## Objective
Return the listing below unchanged, minus its pictures.

## Information supplied
════════

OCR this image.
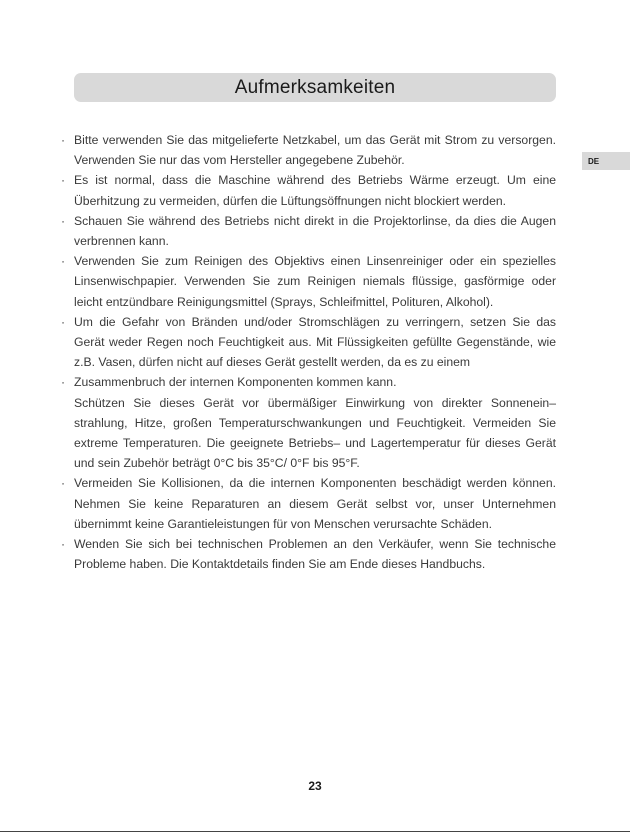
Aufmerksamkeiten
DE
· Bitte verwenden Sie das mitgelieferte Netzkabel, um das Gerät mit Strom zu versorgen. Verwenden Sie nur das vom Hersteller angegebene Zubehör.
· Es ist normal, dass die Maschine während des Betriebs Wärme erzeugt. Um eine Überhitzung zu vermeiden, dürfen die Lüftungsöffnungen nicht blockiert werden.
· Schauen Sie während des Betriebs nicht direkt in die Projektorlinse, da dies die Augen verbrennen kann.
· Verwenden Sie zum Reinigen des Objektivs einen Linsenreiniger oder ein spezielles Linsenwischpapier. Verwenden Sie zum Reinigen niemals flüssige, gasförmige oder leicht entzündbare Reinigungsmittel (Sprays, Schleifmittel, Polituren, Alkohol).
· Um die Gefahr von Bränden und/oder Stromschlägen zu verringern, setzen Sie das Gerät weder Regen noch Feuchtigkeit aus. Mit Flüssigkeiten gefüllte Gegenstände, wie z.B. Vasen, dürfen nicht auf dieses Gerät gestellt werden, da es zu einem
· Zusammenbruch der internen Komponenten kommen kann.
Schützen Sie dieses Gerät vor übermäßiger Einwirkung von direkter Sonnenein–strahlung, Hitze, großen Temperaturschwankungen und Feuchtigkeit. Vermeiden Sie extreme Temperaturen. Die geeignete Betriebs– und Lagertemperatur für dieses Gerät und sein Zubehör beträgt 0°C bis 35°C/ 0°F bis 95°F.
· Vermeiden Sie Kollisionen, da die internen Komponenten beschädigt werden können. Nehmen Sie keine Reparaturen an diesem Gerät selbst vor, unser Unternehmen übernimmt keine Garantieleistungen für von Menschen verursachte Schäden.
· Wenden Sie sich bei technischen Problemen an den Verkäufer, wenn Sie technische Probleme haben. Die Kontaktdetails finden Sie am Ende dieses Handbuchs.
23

════════

## Reply
OCR this image.
Aufmerksamkeiten
DE
· Bitte verwenden Sie das mitgelieferte Netzkabel, um das Gerät mit Strom zu versorgen. Verwenden Sie nur das vom Hersteller angegebene Zubehör.
· Es ist normal, dass die Maschine während des Betriebs Wärme erzeugt. Um eine Überhitzung zu vermeiden, dürfen die Lüftungsöffnungen nicht blockiert werden.
· Schauen Sie während des Betriebs nicht direkt in die Projektorlinse, da dies die Augen verbrennen kann.
· Verwenden Sie zum Reinigen des Objektivs einen Linsenreiniger oder ein spezielles Linsenwischpapier. Verwenden Sie zum Reinigen niemals flüssige, gasförmige oder leicht entzündbare Reinigungsmittel (Sprays, Schleifmittel, Polituren, Alkohol).
· Um die Gefahr von Bränden und/oder Stromschlägen zu verringern, setzen Sie das Gerät weder Regen noch Feuchtigkeit aus. Mit Flüssigkeiten gefüllte Gegenstände, wie z.B. Vasen, dürfen nicht auf dieses Gerät gestellt werden, da es zu einem
· Zusammenbruch der internen Komponenten kommen kann.
Schützen Sie dieses Gerät vor übermäßiger Einwirkung von direkter Sonnenein–strahlung, Hitze, großen Temperaturschwankungen und Feuchtigkeit. Vermeiden Sie extreme Temperaturen. Die geeignete Betriebs– und Lagertemperatur für dieses Gerät und sein Zubehör beträgt 0°C bis 35°C/ 0°F bis 95°F.
· Vermeiden Sie Kollisionen, da die internen Komponenten beschädigt werden können. Nehmen Sie keine Reparaturen an diesem Gerät selbst vor, unser Unternehmen übernimmt keine Garantieleistungen für von Menschen verursachte Schäden.
· Wenden Sie sich bei technischen Problemen an den Verkäufer, wenn Sie technische Probleme haben. Die Kontaktdetails finden Sie am Ende dieses Handbuchs.
23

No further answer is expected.